ENUNCIADO: Repita sem nenhuma alteração o trecho da listagem que começa na primeira linha e termina na linha que contém "- volume-bar: [293, 524, 296, 530]", incluindo as duas pontas.

DADOS DO EXERCÍCIO:
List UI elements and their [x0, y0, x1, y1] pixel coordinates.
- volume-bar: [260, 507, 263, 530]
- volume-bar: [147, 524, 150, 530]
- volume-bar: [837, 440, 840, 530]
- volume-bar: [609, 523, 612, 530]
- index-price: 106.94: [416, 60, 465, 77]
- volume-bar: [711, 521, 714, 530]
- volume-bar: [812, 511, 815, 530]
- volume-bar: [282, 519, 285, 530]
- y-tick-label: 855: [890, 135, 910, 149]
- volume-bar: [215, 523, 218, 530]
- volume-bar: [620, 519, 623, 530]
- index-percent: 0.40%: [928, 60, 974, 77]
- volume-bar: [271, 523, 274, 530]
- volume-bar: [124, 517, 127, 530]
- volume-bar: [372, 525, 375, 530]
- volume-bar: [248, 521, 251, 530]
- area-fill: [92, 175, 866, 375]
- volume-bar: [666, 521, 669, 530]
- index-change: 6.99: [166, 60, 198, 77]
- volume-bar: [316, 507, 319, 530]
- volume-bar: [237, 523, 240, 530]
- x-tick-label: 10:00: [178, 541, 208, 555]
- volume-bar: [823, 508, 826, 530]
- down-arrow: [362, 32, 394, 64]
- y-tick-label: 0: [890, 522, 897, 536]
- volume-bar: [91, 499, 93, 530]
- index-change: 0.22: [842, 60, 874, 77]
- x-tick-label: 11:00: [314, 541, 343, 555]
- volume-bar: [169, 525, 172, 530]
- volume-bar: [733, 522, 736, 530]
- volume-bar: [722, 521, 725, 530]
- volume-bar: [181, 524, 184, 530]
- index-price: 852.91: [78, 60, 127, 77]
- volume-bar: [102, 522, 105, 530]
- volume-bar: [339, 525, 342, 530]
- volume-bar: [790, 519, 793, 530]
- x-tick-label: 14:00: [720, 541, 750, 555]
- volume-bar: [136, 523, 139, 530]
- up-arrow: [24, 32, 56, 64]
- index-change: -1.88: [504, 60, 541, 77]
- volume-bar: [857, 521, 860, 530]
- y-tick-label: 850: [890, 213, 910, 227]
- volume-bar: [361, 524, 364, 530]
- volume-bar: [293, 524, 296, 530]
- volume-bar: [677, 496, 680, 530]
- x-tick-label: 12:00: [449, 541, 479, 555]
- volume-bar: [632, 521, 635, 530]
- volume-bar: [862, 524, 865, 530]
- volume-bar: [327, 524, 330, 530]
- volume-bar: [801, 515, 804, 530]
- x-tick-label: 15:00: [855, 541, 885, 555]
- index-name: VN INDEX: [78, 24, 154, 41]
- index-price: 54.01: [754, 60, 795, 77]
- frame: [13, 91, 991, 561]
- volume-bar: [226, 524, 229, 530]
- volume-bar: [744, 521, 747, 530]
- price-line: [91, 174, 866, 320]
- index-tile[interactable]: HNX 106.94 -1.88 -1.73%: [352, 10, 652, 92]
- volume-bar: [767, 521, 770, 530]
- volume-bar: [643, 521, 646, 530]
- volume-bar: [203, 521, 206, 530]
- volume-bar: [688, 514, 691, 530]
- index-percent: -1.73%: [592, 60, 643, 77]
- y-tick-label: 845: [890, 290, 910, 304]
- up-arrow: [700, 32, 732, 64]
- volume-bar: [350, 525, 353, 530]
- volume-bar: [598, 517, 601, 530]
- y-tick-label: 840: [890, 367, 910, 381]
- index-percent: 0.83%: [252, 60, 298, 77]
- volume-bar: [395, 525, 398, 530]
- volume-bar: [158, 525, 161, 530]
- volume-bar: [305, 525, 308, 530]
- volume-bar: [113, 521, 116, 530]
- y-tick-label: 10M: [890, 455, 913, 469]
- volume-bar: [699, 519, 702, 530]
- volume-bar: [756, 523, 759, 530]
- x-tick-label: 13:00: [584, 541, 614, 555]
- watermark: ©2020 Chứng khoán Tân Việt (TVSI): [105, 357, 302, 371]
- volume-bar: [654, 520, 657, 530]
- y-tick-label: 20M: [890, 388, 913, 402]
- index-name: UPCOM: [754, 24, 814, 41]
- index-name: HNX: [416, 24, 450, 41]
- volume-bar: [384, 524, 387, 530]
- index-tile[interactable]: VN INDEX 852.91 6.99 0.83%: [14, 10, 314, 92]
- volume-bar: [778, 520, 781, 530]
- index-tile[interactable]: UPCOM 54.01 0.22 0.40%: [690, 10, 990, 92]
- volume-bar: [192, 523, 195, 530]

RESPOSTA DA TAREFA:
List UI elements and their [x0, y0, x1, y1] pixel coordinates.
- volume-bar: [260, 507, 263, 530]
- volume-bar: [147, 524, 150, 530]
- volume-bar: [837, 440, 840, 530]
- volume-bar: [609, 523, 612, 530]
- index-price: 106.94: [416, 60, 465, 77]
- volume-bar: [711, 521, 714, 530]
- volume-bar: [812, 511, 815, 530]
- volume-bar: [282, 519, 285, 530]
- y-tick-label: 855: [890, 135, 910, 149]
- volume-bar: [215, 523, 218, 530]
- volume-bar: [620, 519, 623, 530]
- index-percent: 0.40%: [928, 60, 974, 77]
- volume-bar: [271, 523, 274, 530]
- volume-bar: [124, 517, 127, 530]
- volume-bar: [372, 525, 375, 530]
- volume-bar: [248, 521, 251, 530]
- area-fill: [92, 175, 866, 375]
- volume-bar: [666, 521, 669, 530]
- index-change: 6.99: [166, 60, 198, 77]
- volume-bar: [316, 507, 319, 530]
- volume-bar: [237, 523, 240, 530]
- x-tick-label: 10:00: [178, 541, 208, 555]
- volume-bar: [823, 508, 826, 530]
- down-arrow: [362, 32, 394, 64]
- y-tick-label: 0: [890, 522, 897, 536]
- volume-bar: [91, 499, 93, 530]
- index-change: 0.22: [842, 60, 874, 77]
- x-tick-label: 11:00: [314, 541, 343, 555]
- volume-bar: [169, 525, 172, 530]
- volume-bar: [733, 522, 736, 530]
- volume-bar: [722, 521, 725, 530]
- volume-bar: [181, 524, 184, 530]
- index-price: 852.91: [78, 60, 127, 77]
- volume-bar: [102, 522, 105, 530]
- volume-bar: [339, 525, 342, 530]
- volume-bar: [790, 519, 793, 530]
- x-tick-label: 14:00: [720, 541, 750, 555]
- volume-bar: [136, 523, 139, 530]
- up-arrow: [24, 32, 56, 64]
- index-change: -1.88: [504, 60, 541, 77]
- volume-bar: [857, 521, 860, 530]
- y-tick-label: 850: [890, 213, 910, 227]
- volume-bar: [361, 524, 364, 530]
- volume-bar: [293, 524, 296, 530]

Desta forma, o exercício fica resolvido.